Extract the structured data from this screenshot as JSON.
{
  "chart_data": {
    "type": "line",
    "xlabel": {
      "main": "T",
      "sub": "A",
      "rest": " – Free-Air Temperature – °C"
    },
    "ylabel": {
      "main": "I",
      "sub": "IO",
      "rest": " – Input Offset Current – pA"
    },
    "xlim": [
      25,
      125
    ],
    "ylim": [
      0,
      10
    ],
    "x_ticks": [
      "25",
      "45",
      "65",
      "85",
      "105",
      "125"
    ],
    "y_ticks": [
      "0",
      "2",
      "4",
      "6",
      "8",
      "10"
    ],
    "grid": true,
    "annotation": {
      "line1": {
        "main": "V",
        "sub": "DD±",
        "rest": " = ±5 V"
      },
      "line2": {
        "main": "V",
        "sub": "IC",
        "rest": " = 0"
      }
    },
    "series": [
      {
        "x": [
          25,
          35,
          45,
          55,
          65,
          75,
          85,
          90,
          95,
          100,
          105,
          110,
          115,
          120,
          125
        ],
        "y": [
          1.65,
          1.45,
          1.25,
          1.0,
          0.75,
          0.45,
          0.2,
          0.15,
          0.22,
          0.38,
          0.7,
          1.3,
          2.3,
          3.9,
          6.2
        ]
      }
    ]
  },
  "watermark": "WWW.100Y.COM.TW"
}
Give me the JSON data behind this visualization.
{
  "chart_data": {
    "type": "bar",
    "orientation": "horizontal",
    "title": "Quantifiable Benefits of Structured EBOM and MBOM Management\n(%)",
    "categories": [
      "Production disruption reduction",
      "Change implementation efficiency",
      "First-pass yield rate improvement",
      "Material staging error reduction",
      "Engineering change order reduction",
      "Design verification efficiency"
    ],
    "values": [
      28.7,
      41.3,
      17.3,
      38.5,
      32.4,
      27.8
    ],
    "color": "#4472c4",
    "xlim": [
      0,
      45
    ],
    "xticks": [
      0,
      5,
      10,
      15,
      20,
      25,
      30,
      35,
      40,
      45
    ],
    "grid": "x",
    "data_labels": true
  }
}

########################################

▸ **Stated exercise**: Looking at the data above, show all lines where the word "rest" occurs.

▸ **Reply**:
      "rest": " – Free-Air Temperature – °C"
      "rest": " – Input Offset Current – pA"
        "rest": " = ±5 V"
        "rest": " = 0"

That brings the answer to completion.